Stated problem: Produce an exact transcription of the listing below, omitting the pictures.

* start *

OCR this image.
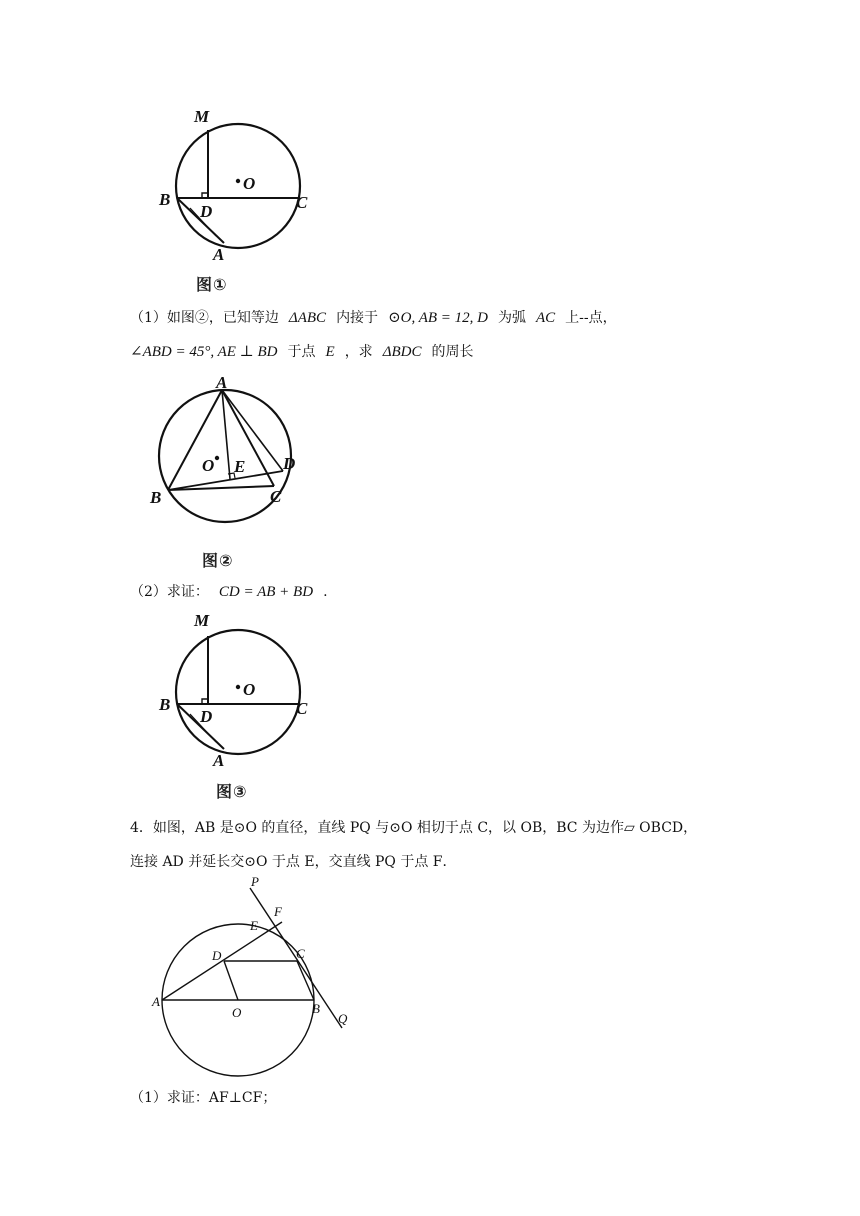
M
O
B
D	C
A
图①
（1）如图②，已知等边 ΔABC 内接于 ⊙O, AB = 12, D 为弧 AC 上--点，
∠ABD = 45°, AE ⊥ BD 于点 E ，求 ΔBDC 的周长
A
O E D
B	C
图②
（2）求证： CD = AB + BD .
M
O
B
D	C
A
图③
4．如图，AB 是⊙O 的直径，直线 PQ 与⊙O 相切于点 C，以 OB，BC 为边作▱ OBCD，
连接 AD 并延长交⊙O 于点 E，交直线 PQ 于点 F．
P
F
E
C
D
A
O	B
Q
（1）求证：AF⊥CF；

* end *

Output of the task:
OCR this image.
M
O
B
D	C
A
图①
（1）如图②，已知等边 ΔABC 内接于 ⊙O, AB = 12, D 为弧 AC 上--点，
∠ABD = 45°, AE ⊥ BD 于点 E ，求 ΔBDC 的周长
A
O E D
B	C
图②
（2）求证： CD = AB + BD .
M
O
B
D	C
A
图③
4．如图，AB 是⊙O 的直径，直线 PQ 与⊙O 相切于点 C，以 OB，BC 为边作▱ OBCD，
连接 AD 并延长交⊙O 于点 E，交直线 PQ 于点 F．
P
F
E
C
D
A
O	B
Q
（1）求证：AF⊥CF；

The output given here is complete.